[Dataset entries]
▬▬▬▬▬▬

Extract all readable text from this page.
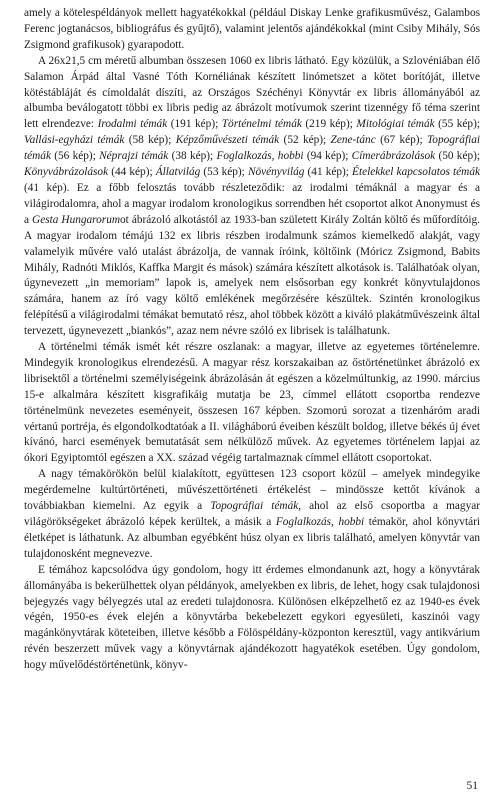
amely a kötelespéldányok mellett hagyatékokkal (például Diskay Lenke grafikusművész, Galambos Ferenc jogtanácsos, bibliográfus és gyűjtő), valamint jelentős ajándékokkal (mint Csiby Mihály, Sós Zsigmond grafikusok) gyarapodott.

A 26x21,5 cm méretű albumban összesen 1060 ex libris látható. Egy közülük, a Szlovéniában élő Salamon Árpád által Vasné Tóth Kornéliának készített linómetszet a kötet borítóját, illetve kötéstábláját és címoldalát díszíti, az Országos Széchényi Könyvtár ex libris állományából az albumba beválogatott többi ex libris pedig az ábrázolt motívumok szerint tizennégy fő téma szerint lett elrendezve: Irodalmi témák (191 kép); Történelmi témák (219 kép); Mitológiai témák (55 kép); Vallási-egyházi témák (58 kép); Képzőművészeti témák (52 kép); Zene-tánc (67 kép); Topográfiai témák (56 kép); Néprajzi témák (38 kép); Foglalkozás, hobbi (94 kép); Címerábrázolások (50 kép); Könyvábrázolások (44 kép); Állatvilág (53 kép); Növényvilág (41 kép); Ételekkel kapcsolatos témák (41 kép). Ez a főbb felosztás tovább részleteződik: az irodalmi témáknál a magyar és a világirodalomra, ahol a magyar irodalom kronologikus sorrendben hét csoportot alkot Anonymust és a Gesta Hungarorumot ábrázoló alkotástól az 1933-ban született Király Zoltán költő és műfordítóig. A magyar irodalom témájú 132 ex libris részben irodalmunk számos kiemelkedő alakját, vagy valamelyik művére való utalást ábrázolja, de vannak íróink, költőink (Móricz Zsigmond, Babits Mihály, Radnóti Miklós, Kaffka Margit és mások) számára készített alkotások is. Találhatóak olyan, úgynevezett „in memoriam” lapok is, amelyek nem elsősorban egy konkrét könyvtulajdonos számára, hanem az író vagy költő emlékének megőrzésére készültek. Szintén kronologikus felépítésű a világirodalmi témákat bemutató rész, ahol többek között a kiváló plakátművészeink által tervezett, úgynevezett „biankós”, azaz nem névre szóló ex librisek is találhatunk.

A történelmi témák ismét két részre oszlanak: a magyar, illetve az egyetemes történelemre. Mindegyik kronologikus elrendezésű. A magyar rész korszakaiban az őstörténetünket ábrázoló ex librisektől a történelmi személyiségeink ábrázolásán át egészen a közelmúltunkig, az 1990. március 15-e alkalmára készített kisgrafikáig mutatja be 23, címmel ellátott csoportba rendezve történelmünk nevezetes eseményeit, összesen 167 képben. Szomorú sorozat a tizenháróm aradi vértanú portréja, és elgondolkodtatóak a II. világháború éveiben készült boldog, illetve békés új évet kívánó, harci események bemutatását sem nélkülöző művek. Az egyetemes történelem lapjai az ókori Egyiptomtól egészen a XX. század végéig tartalmaznak címmel ellátott csoportokat.

A nagy témakörökön belül kialakított, együttesen 123 csoport közül – amelyek mindegyike megérdemelne kultúrtörténeti, művészettörténeti értékelést – mindössze kettőt kívánok a továbbiakban kiemelni. Az egyik a Topográfiai témák, ahol az első csoportba a magyar világörökségeket ábrázoló képek kerültek, a másik a Foglalkozás, hobbi témakör, ahol könyvtári életképet is láthatunk. Az albumban egyébként húsz olyan ex libris található, amelyen könyvtár van tulajdonosként megnevezve.

E témához kapcsolódva úgy gondolom, hogy itt érdemes elmondanunk azt, hogy a könyvtárak állományába is bekerülhettek olyan példányok, amelyekben ex libris, de lehet, hogy csak tulajdonosi bejegyzés vagy bélyegzés utal az eredeti tulajdonosra. Különösen elképzelhető ez az 1940-es évek végén, 1950-es évek elején a könyvtárba bekebelezett egykori egyesületi, kaszinói vagy magánkönyvtárak köteteiben, illetve később a Fölöspéldány-központon keresztül, vagy antikvárium révén beszerzett művek vagy a könyvtárnak ajándékozott hagyatékok esetében. Úgy gondolom, hogy művelődéstörténetünk, könyv-

51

▬▬▬▬▬▬

#### [EXERCISE DETAILS]
Make an exact copy of the data, leaving its pictures out.

#### [ANSWER TO THE TASK]
Extract all readable text from this page.
amely a kötelespéldányok mellett hagyatékokkal (például Diskay Lenke grafikusművész, Galambos Ferenc jogtanácsos, bibliográfus és gyűjtő), valamint jelentős ajándékokkal (mint Csiby Mihály, Sós Zsigmond grafikusok) gyarapodott.

A 26x21,5 cm méretű albumban összesen 1060 ex libris látható. Egy közülük, a Szlovéniában élő Salamon Árpád által Vasné Tóth Kornéliának készített linómetszet a kötet borítóját, illetve kötéstábláját és címoldalát díszíti, az Országos Széchényi Könyvtár ex libris állományából az albumba beválogatott többi ex libris pedig az ábrázolt motívumok szerint tizennégy fő téma szerint lett elrendezve: Irodalmi témák (191 kép); Történelmi témák (219 kép); Mitológiai témák (55 kép); Vallási-egyházi témák (58 kép); Képzőművészeti témák (52 kép); Zene-tánc (67 kép); Topográfiai témák (56 kép); Néprajzi témák (38 kép); Foglalkozás, hobbi (94 kép); Címerábrázolások (50 kép); Könyvábrázolások (44 kép); Állatvilág (53 kép); Növényvilág (41 kép); Ételekkel kapcsolatos témák (41 kép). Ez a főbb felosztás tovább részleteződik: az irodalmi témáknál a magyar és a világirodalomra, ahol a magyar irodalom kronologikus sorrendben hét csoportot alkot Anonymust és a Gesta Hungarorumot ábrázoló alkotástól az 1933-ban született Király Zoltán költő és műfordítóig. A magyar irodalom témájú 132 ex libris részben irodalmunk számos kiemelkedő alakját, vagy valamelyik művére való utalást ábrázolja, de vannak íróink, költőink (Móricz Zsigmond, Babits Mihály, Radnóti Miklós, Kaffka Margit és mások) számára készített alkotások is. Találhatóak olyan, úgynevezett „in memoriam” lapok is, amelyek nem elsősorban egy konkrét könyvtulajdonos számára, hanem az író vagy költő emlékének megőrzésére készültek. Szintén kronologikus felépítésű a világirodalmi témákat bemutató rész, ahol többek között a kiváló plakátművészeink által tervezett, úgynevezett „biankós”, azaz nem névre szóló ex librisek is találhatunk.

A történelmi témák ismét két részre oszlanak: a magyar, illetve az egyetemes történelemre. Mindegyik kronologikus elrendezésű. A magyar rész korszakaiban az őstörténetünket ábrázoló ex librisektől a történelmi személyiségeink ábrázolásán át egészen a közelmúltunkig, az 1990. március 15-e alkalmára készített kisgrafikáig mutatja be 23, címmel ellátott csoportba rendezve történelmünk nevezetes eseményeit, összesen 167 képben. Szomorú sorozat a tizenháróm aradi vértanú portréja, és elgondolkodtatóak a II. világháború éveiben készült boldog, illetve békés új évet kívánó, harci események bemutatását sem nélkülöző művek. Az egyetemes történelem lapjai az ókori Egyiptomtól egészen a XX. század végéig tartalmaznak címmel ellátott csoportokat.

A nagy témakörökön belül kialakított, együttesen 123 csoport közül – amelyek mindegyike megérdemelne kultúrtörténeti, művészettörténeti értékelést – mindössze kettőt kívánok a továbbiakban kiemelni. Az egyik a Topográfiai témák, ahol az első csoportba a magyar világörökségeket ábrázoló képek kerültek, a másik a Foglalkozás, hobbi témakör, ahol könyvtári életképet is láthatunk. Az albumban egyébként húsz olyan ex libris található, amelyen könyvtár van tulajdonosként megnevezve.

E témához kapcsolódva úgy gondolom, hogy itt érdemes elmondanunk azt, hogy a könyvtárak állományába is bekerülhettek olyan példányok, amelyekben ex libris, de lehet, hogy csak tulajdonosi bejegyzés vagy bélyegzés utal az eredeti tulajdonosra. Különösen elképzelhető ez az 1940-es évek végén, 1950-es évek elején a könyvtárba bekebelezett egykori egyesületi, kaszinói vagy magánkönyvtárak köteteiben, illetve később a Fölöspéldány-központon keresztül, vagy antikvárium révén beszerzett művek vagy a könyvtárnak ajándékozott hagyatékok esetében. Úgy gondolom, hogy művelődéstörténetünk, könyv-

51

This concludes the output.